• **Written instruction**
Give the data a second time, exactly and in full.

** START **

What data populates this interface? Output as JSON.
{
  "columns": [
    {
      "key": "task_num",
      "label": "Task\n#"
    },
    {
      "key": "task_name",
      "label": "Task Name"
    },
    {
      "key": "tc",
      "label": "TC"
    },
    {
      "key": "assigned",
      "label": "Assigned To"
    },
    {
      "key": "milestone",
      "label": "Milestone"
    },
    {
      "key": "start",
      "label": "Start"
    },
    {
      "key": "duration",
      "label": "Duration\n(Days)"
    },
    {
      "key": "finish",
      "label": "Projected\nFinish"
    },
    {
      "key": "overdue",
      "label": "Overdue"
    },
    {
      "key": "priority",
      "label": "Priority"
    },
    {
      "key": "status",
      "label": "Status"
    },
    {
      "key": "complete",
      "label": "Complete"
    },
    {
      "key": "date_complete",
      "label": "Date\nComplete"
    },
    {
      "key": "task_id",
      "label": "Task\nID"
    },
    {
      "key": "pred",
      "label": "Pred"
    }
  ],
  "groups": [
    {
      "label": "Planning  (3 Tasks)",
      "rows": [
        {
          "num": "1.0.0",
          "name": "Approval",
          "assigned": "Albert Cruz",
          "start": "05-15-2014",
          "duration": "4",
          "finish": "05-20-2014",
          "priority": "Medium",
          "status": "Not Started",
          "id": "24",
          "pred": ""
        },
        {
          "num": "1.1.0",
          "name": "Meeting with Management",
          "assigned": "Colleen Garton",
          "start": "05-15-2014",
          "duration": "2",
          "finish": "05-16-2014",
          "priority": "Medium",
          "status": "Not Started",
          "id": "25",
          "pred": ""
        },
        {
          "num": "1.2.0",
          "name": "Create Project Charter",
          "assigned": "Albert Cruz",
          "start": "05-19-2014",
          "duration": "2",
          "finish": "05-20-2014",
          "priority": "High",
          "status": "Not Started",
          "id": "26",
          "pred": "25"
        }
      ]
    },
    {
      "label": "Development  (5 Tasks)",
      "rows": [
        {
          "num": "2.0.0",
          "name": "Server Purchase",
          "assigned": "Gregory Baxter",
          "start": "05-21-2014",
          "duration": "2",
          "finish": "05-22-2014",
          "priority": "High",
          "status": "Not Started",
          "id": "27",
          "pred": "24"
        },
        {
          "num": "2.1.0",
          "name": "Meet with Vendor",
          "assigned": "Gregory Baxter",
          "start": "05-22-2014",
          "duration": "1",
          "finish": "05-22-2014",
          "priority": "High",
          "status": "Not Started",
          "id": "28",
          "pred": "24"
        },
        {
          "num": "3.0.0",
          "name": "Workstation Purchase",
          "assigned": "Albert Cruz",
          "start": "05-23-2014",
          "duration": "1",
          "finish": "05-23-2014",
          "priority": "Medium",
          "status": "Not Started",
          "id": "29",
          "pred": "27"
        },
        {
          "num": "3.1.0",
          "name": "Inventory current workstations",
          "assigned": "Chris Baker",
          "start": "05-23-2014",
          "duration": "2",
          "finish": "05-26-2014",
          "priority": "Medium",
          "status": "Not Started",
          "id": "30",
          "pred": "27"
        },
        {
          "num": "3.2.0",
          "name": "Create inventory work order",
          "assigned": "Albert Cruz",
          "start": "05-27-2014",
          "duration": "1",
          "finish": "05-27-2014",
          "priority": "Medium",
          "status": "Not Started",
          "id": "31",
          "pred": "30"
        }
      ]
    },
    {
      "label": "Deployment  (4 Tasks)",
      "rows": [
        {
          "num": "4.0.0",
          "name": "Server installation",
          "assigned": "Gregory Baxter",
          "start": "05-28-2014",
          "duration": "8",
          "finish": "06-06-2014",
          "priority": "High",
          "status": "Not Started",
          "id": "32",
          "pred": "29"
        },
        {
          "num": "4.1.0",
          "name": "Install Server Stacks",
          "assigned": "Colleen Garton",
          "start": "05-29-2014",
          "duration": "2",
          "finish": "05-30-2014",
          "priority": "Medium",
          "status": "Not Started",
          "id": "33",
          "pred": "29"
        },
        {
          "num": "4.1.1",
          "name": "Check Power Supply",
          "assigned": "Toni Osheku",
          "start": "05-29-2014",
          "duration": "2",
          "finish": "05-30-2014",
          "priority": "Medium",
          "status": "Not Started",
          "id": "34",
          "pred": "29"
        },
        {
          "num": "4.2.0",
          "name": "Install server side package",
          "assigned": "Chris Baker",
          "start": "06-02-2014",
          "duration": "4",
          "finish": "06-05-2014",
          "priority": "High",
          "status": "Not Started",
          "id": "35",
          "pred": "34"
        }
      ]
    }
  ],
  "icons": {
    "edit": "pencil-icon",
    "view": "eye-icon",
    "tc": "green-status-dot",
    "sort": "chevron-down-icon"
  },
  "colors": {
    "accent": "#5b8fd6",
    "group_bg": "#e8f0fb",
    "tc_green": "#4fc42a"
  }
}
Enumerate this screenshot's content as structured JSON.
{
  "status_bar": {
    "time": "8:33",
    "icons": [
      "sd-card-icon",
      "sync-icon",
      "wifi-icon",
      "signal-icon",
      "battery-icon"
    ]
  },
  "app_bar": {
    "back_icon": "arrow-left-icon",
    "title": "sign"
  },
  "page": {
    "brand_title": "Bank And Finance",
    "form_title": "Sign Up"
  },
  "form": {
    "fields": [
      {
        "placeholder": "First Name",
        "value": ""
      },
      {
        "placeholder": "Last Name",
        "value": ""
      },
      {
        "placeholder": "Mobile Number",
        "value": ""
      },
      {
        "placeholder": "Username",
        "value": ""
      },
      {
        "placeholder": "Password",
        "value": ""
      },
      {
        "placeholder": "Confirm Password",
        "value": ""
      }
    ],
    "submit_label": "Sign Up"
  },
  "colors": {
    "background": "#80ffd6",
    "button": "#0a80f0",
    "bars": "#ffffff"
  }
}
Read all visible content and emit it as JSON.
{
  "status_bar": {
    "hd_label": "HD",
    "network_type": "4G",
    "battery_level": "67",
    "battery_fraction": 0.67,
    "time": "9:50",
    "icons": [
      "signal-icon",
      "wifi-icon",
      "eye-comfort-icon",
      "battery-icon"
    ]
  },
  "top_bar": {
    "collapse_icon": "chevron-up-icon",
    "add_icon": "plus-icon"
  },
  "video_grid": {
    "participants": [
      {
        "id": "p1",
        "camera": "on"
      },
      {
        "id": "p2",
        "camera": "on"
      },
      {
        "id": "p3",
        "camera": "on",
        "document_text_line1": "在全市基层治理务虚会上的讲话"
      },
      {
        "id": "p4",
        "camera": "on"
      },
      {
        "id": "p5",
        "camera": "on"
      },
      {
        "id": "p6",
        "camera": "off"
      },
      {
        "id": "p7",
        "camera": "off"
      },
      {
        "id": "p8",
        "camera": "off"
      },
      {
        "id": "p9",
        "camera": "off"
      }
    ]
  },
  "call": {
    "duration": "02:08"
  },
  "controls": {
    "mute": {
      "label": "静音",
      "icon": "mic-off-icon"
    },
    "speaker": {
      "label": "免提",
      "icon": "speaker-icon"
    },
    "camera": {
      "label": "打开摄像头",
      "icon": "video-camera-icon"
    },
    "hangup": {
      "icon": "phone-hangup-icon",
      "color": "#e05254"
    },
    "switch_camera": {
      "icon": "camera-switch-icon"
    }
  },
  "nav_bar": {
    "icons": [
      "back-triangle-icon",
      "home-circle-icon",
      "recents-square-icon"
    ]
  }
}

** END **

• **Finished answer**
What data populates this interface? Output as JSON.
{
  "columns": [
    {
      "key": "task_num",
      "label": "Task\n#"
    },
    {
      "key": "task_name",
      "label": "Task Name"
    },
    {
      "key": "tc",
      "label": "TC"
    },
    {
      "key": "assigned",
      "label": "Assigned To"
    },
    {
      "key": "milestone",
      "label": "Milestone"
    },
    {
      "key": "start",
      "label": "Start"
    },
    {
      "key": "duration",
      "label": "Duration\n(Days)"
    },
    {
      "key": "finish",
      "label": "Projected\nFinish"
    },
    {
      "key": "overdue",
      "label": "Overdue"
    },
    {
      "key": "priority",
      "label": "Priority"
    },
    {
      "key": "status",
      "label": "Status"
    },
    {
      "key": "complete",
      "label": "Complete"
    },
    {
      "key": "date_complete",
      "label": "Date\nComplete"
    },
    {
      "key": "task_id",
      "label": "Task\nID"
    },
    {
      "key": "pred",
      "label": "Pred"
    }
  ],
  "groups": [
    {
      "label": "Planning  (3 Tasks)",
      "rows": [
        {
          "num": "1.0.0",
          "name": "Approval",
          "assigned": "Albert Cruz",
          "start": "05-15-2014",
          "duration": "4",
          "finish": "05-20-2014",
          "priority": "Medium",
          "status": "Not Started",
          "id": "24",
          "pred": ""
        },
        {
          "num": "1.1.0",
          "name": "Meeting with Management",
          "assigned": "Colleen Garton",
          "start": "05-15-2014",
          "duration": "2",
          "finish": "05-16-2014",
          "priority": "Medium",
          "status": "Not Started",
          "id": "25",
          "pred": ""
        },
        {
          "num": "1.2.0",
          "name": "Create Project Charter",
          "assigned": "Albert Cruz",
          "start": "05-19-2014",
          "duration": "2",
          "finish": "05-20-2014",
          "priority": "High",
          "status": "Not Started",
          "id": "26",
          "pred": "25"
        }
      ]
    },
    {
      "label": "Development  (5 Tasks)",
      "rows": [
        {
          "num": "2.0.0",
          "name": "Server Purchase",
          "assigned": "Gregory Baxter",
          "start": "05-21-2014",
          "duration": "2",
          "finish": "05-22-2014",
          "priority": "High",
          "status": "Not Started",
          "id": "27",
          "pred": "24"
        },
        {
          "num": "2.1.0",
          "name": "Meet with Vendor",
          "assigned": "Gregory Baxter",
          "start": "05-22-2014",
          "duration": "1",
          "finish": "05-22-2014",
          "priority": "High",
          "status": "Not Started",
          "id": "28",
          "pred": "24"
        },
        {
          "num": "3.0.0",
          "name": "Workstation Purchase",
          "assigned": "Albert Cruz",
          "start": "05-23-2014",
          "duration": "1",
          "finish": "05-23-2014",
          "priority": "Medium",
          "status": "Not Started",
          "id": "29",
          "pred": "27"
        },
        {
          "num": "3.1.0",
          "name": "Inventory current workstations",
          "assigned": "Chris Baker",
          "start": "05-23-2014",
          "duration": "2",
          "finish": "05-26-2014",
          "priority": "Medium",
          "status": "Not Started",
          "id": "30",
          "pred": "27"
        },
        {
          "num": "3.2.0",
          "name": "Create inventory work order",
          "assigned": "Albert Cruz",
          "start": "05-27-2014",
          "duration": "1",
          "finish": "05-27-2014",
          "priority": "Medium",
          "status": "Not Started",
          "id": "31",
          "pred": "30"
        }
      ]
    },
    {
      "label": "Deployment  (4 Tasks)",
      "rows": [
        {
          "num": "4.0.0",
          "name": "Server installation",
          "assigned": "Gregory Baxter",
          "start": "05-28-2014",
          "duration": "8",
          "finish": "06-06-2014",
          "priority": "High",
          "status": "Not Started",
          "id": "32",
          "pred": "29"
        },
        {
          "num": "4.1.0",
          "name": "Install Server Stacks",
          "assigned": "Colleen Garton",
          "start": "05-29-2014",
          "duration": "2",
          "finish": "05-30-2014",
          "priority": "Medium",
          "status": "Not Started",
          "id": "33",
          "pred": "29"
        },
        {
          "num": "4.1.1",
          "name": "Check Power Supply",
          "assigned": "Toni Osheku",
          "start": "05-29-2014",
          "duration": "2",
          "finish": "05-30-2014",
          "priority": "Medium",
          "status": "Not Started",
          "id": "34",
          "pred": "29"
        },
        {
          "num": "4.2.0",
          "name": "Install server side package",
          "assigned": "Chris Baker",
          "start": "06-02-2014",
          "duration": "4",
          "finish": "06-05-2014",
          "priority": "High",
          "status": "Not Started",
          "id": "35",
          "pred": "34"
        }
      ]
    }
  ],
  "icons": {
    "edit": "pencil-icon",
    "view": "eye-icon",
    "tc": "green-status-dot",
    "sort": "chevron-down-icon"
  },
  "colors": {
    "accent": "#5b8fd6",
    "group_bg": "#e8f0fb",
    "tc_green": "#4fc42a"
  }
}
Enumerate this screenshot's content as structured JSON.
{
  "status_bar": {
    "time": "8:33",
    "icons": [
      "sd-card-icon",
      "sync-icon",
      "wifi-icon",
      "signal-icon",
      "battery-icon"
    ]
  },
  "app_bar": {
    "back_icon": "arrow-left-icon",
    "title": "sign"
  },
  "page": {
    "brand_title": "Bank And Finance",
    "form_title": "Sign Up"
  },
  "form": {
    "fields": [
      {
        "placeholder": "First Name",
        "value": ""
      },
      {
        "placeholder": "Last Name",
        "value": ""
      },
      {
        "placeholder": "Mobile Number",
        "value": ""
      },
      {
        "placeholder": "Username",
        "value": ""
      },
      {
        "placeholder": "Password",
        "value": ""
      },
      {
        "placeholder": "Confirm Password",
        "value": ""
      }
    ],
    "submit_label": "Sign Up"
  },
  "colors": {
    "background": "#80ffd6",
    "button": "#0a80f0",
    "bars": "#ffffff"
  }
}
Read all visible content and emit it as JSON.
{
  "status_bar": {
    "hd_label": "HD",
    "network_type": "4G",
    "battery_level": "67",
    "battery_fraction": 0.67,
    "time": "9:50",
    "icons": [
      "signal-icon",
      "wifi-icon",
      "eye-comfort-icon",
      "battery-icon"
    ]
  },
  "top_bar": {
    "collapse_icon": "chevron-up-icon",
    "add_icon": "plus-icon"
  },
  "video_grid": {
    "participants": [
      {
        "id": "p1",
        "camera": "on"
      },
      {
        "id": "p2",
        "camera": "on"
      },
      {
        "id": "p3",
        "camera": "on",
        "document_text_line1": "在全市基层治理务虚会上的讲话"
      },
      {
        "id": "p4",
        "camera": "on"
      },
      {
        "id": "p5",
        "camera": "on"
      },
      {
        "id": "p6",
        "camera": "off"
      },
      {
        "id": "p7",
        "camera": "off"
      },
      {
        "id": "p8",
        "camera": "off"
      },
      {
        "id": "p9",
        "camera": "off"
      }
    ]
  },
  "call": {
    "duration": "02:08"
  },
  "controls": {
    "mute": {
      "label": "静音",
      "icon": "mic-off-icon"
    },
    "speaker": {
      "label": "免提",
      "icon": "speaker-icon"
    },
    "camera": {
      "label": "打开摄像头",
      "icon": "video-camera-icon"
    },
    "hangup": {
      "icon": "phone-hangup-icon",
      "color": "#e05254"
    },
    "switch_camera": {
      "icon": "camera-switch-icon"
    }
  },
  "nav_bar": {
    "icons": [
      "back-triangle-icon",
      "home-circle-icon",
      "recents-square-icon"
    ]
  }
}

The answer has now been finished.